:: EXERCISE BRIEF ::
Write out every record below exactly as it appears.

Dataset items:
⟨

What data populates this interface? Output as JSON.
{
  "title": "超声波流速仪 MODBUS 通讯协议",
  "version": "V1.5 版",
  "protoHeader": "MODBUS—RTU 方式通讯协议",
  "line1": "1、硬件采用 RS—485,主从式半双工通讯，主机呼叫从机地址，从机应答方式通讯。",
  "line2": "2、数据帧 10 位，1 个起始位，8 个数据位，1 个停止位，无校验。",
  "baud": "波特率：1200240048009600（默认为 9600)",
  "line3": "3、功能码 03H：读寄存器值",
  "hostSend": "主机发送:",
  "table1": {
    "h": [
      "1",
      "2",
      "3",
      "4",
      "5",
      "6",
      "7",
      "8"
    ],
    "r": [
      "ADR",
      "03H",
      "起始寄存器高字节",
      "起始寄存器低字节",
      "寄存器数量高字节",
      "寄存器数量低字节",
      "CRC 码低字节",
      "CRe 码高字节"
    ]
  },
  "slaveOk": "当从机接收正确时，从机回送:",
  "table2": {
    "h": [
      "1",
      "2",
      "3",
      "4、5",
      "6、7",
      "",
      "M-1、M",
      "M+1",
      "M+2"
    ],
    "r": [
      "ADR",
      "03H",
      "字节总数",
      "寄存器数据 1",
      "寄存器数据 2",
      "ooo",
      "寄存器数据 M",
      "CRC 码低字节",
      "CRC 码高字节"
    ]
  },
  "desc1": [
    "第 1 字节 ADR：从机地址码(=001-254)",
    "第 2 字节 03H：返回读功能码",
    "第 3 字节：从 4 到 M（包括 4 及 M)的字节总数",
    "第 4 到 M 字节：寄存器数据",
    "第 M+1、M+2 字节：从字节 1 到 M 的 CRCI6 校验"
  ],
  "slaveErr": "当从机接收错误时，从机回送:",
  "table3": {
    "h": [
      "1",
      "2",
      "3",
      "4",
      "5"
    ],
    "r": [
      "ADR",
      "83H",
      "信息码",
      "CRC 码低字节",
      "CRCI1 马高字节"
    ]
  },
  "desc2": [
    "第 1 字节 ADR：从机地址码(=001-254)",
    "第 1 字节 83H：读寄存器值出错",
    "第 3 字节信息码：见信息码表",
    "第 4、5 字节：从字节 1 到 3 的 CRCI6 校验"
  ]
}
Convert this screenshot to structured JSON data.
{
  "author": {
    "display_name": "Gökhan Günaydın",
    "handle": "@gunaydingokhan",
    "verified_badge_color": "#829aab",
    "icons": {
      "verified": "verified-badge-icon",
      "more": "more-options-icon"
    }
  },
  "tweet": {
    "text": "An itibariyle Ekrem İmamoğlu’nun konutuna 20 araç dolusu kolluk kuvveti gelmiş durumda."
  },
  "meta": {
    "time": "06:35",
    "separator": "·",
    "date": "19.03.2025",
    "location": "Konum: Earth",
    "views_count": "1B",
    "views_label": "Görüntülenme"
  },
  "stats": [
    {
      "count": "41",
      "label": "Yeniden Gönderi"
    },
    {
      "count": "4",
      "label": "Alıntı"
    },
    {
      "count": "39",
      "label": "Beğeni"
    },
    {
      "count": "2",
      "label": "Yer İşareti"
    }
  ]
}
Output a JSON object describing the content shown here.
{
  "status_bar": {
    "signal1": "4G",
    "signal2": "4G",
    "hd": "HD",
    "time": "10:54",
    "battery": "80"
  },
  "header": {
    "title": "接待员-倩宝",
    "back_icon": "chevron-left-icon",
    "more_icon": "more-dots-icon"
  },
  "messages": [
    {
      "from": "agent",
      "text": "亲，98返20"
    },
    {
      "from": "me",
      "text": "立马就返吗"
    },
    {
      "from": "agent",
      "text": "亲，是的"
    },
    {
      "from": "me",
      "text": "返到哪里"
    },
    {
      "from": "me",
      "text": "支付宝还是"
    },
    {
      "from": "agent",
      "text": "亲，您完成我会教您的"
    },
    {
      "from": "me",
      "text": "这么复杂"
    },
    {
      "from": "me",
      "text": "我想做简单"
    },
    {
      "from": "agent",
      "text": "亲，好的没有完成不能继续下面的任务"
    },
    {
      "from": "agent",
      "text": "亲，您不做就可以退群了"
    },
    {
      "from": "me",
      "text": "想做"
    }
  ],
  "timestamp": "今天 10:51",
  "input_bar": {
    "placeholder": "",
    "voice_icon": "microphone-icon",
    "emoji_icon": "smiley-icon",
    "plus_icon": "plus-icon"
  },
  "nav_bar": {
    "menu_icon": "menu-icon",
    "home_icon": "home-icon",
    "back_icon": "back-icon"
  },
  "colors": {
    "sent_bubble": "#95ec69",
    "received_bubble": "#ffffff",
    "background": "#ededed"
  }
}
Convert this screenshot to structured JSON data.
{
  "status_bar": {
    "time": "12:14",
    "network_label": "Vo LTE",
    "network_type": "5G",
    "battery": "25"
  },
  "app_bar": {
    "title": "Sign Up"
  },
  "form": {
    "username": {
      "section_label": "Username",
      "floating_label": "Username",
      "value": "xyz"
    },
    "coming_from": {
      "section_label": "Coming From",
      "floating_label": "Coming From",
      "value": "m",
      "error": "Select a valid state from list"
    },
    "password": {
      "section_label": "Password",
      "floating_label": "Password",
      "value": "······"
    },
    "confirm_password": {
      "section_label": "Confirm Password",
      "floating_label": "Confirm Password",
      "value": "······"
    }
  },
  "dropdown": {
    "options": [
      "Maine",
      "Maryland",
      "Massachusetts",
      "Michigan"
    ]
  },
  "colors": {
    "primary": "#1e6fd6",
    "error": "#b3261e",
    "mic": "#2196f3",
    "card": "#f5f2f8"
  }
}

⟩

:: IN RESPONSE ::
What data populates this interface? Output as JSON.
{
  "title": "超声波流速仪 MODBUS 通讯协议",
  "version": "V1.5 版",
  "protoHeader": "MODBUS—RTU 方式通讯协议",
  "line1": "1、硬件采用 RS—485,主从式半双工通讯，主机呼叫从机地址，从机应答方式通讯。",
  "line2": "2、数据帧 10 位，1 个起始位，8 个数据位，1 个停止位，无校验。",
  "baud": "波特率：1200240048009600（默认为 9600)",
  "line3": "3、功能码 03H：读寄存器值",
  "hostSend": "主机发送:",
  "table1": {
    "h": [
      "1",
      "2",
      "3",
      "4",
      "5",
      "6",
      "7",
      "8"
    ],
    "r": [
      "ADR",
      "03H",
      "起始寄存器高字节",
      "起始寄存器低字节",
      "寄存器数量高字节",
      "寄存器数量低字节",
      "CRC 码低字节",
      "CRe 码高字节"
    ]
  },
  "slaveOk": "当从机接收正确时，从机回送:",
  "table2": {
    "h": [
      "1",
      "2",
      "3",
      "4、5",
      "6、7",
      "",
      "M-1、M",
      "M+1",
      "M+2"
    ],
    "r": [
      "ADR",
      "03H",
      "字节总数",
      "寄存器数据 1",
      "寄存器数据 2",
      "ooo",
      "寄存器数据 M",
      "CRC 码低字节",
      "CRC 码高字节"
    ]
  },
  "desc1": [
    "第 1 字节 ADR：从机地址码(=001-254)",
    "第 2 字节 03H：返回读功能码",
    "第 3 字节：从 4 到 M（包括 4 及 M)的字节总数",
    "第 4 到 M 字节：寄存器数据",
    "第 M+1、M+2 字节：从字节 1 到 M 的 CRCI6 校验"
  ],
  "slaveErr": "当从机接收错误时，从机回送:",
  "table3": {
    "h": [
      "1",
      "2",
      "3",
      "4",
      "5"
    ],
    "r": [
      "ADR",
      "83H",
      "信息码",
      "CRC 码低字节",
      "CRCI1 马高字节"
    ]
  },
  "desc2": [
    "第 1 字节 ADR：从机地址码(=001-254)",
    "第 1 字节 83H：读寄存器值出错",
    "第 3 字节信息码：见信息码表",
    "第 4、5 字节：从字节 1 到 3 的 CRCI6 校验"
  ]
}
Convert this screenshot to structured JSON data.
{
  "author": {
    "display_name": "Gökhan Günaydın",
    "handle": "@gunaydingokhan",
    "verified_badge_color": "#829aab",
    "icons": {
      "verified": "verified-badge-icon",
      "more": "more-options-icon"
    }
  },
  "tweet": {
    "text": "An itibariyle Ekrem İmamoğlu’nun konutuna 20 araç dolusu kolluk kuvveti gelmiş durumda."
  },
  "meta": {
    "time": "06:35",
    "separator": "·",
    "date": "19.03.2025",
    "location": "Konum: Earth",
    "views_count": "1B",
    "views_label": "Görüntülenme"
  },
  "stats": [
    {
      "count": "41",
      "label": "Yeniden Gönderi"
    },
    {
      "count": "4",
      "label": "Alıntı"
    },
    {
      "count": "39",
      "label": "Beğeni"
    },
    {
      "count": "2",
      "label": "Yer İşareti"
    }
  ]
}
Output a JSON object describing the content shown here.
{
  "status_bar": {
    "signal1": "4G",
    "signal2": "4G",
    "hd": "HD",
    "time": "10:54",
    "battery": "80"
  },
  "header": {
    "title": "接待员-倩宝",
    "back_icon": "chevron-left-icon",
    "more_icon": "more-dots-icon"
  },
  "messages": [
    {
      "from": "agent",
      "text": "亲，98返20"
    },
    {
      "from": "me",
      "text": "立马就返吗"
    },
    {
      "from": "agent",
      "text": "亲，是的"
    },
    {
      "from": "me",
      "text": "返到哪里"
    },
    {
      "from": "me",
      "text": "支付宝还是"
    },
    {
      "from": "agent",
      "text": "亲，您完成我会教您的"
    },
    {
      "from": "me",
      "text": "这么复杂"
    },
    {
      "from": "me",
      "text": "我想做简单"
    },
    {
      "from": "agent",
      "text": "亲，好的没有完成不能继续下面的任务"
    },
    {
      "from": "agent",
      "text": "亲，您不做就可以退群了"
    },
    {
      "from": "me",
      "text": "想做"
    }
  ],
  "timestamp": "今天 10:51",
  "input_bar": {
    "placeholder": "",
    "voice_icon": "microphone-icon",
    "emoji_icon": "smiley-icon",
    "plus_icon": "plus-icon"
  },
  "nav_bar": {
    "menu_icon": "menu-icon",
    "home_icon": "home-icon",
    "back_icon": "back-icon"
  },
  "colors": {
    "sent_bubble": "#95ec69",
    "received_bubble": "#ffffff",
    "background": "#ededed"
  }
}
Convert this screenshot to structured JSON data.
{
  "status_bar": {
    "time": "12:14",
    "network_label": "Vo LTE",
    "network_type": "5G",
    "battery": "25"
  },
  "app_bar": {
    "title": "Sign Up"
  },
  "form": {
    "username": {
      "section_label": "Username",
      "floating_label": "Username",
      "value": "xyz"
    },
    "coming_from": {
      "section_label": "Coming From",
      "floating_label": "Coming From",
      "value": "m",
      "error": "Select a valid state from list"
    },
    "password": {
      "section_label": "Password",
      "floating_label": "Password",
      "value": "······"
    },
    "confirm_password": {
      "section_label": "Confirm Password",
      "floating_label": "Confirm Password",
      "value": "······"
    }
  },
  "dropdown": {
    "options": [
      "Maine",
      "Maryland",
      "Massachusetts",
      "Michigan"
    ]
  },
  "colors": {
    "primary": "#1e6fd6",
    "error": "#b3261e",
    "mic": "#2196f3",
    "card": "#f5f2f8"
  }
}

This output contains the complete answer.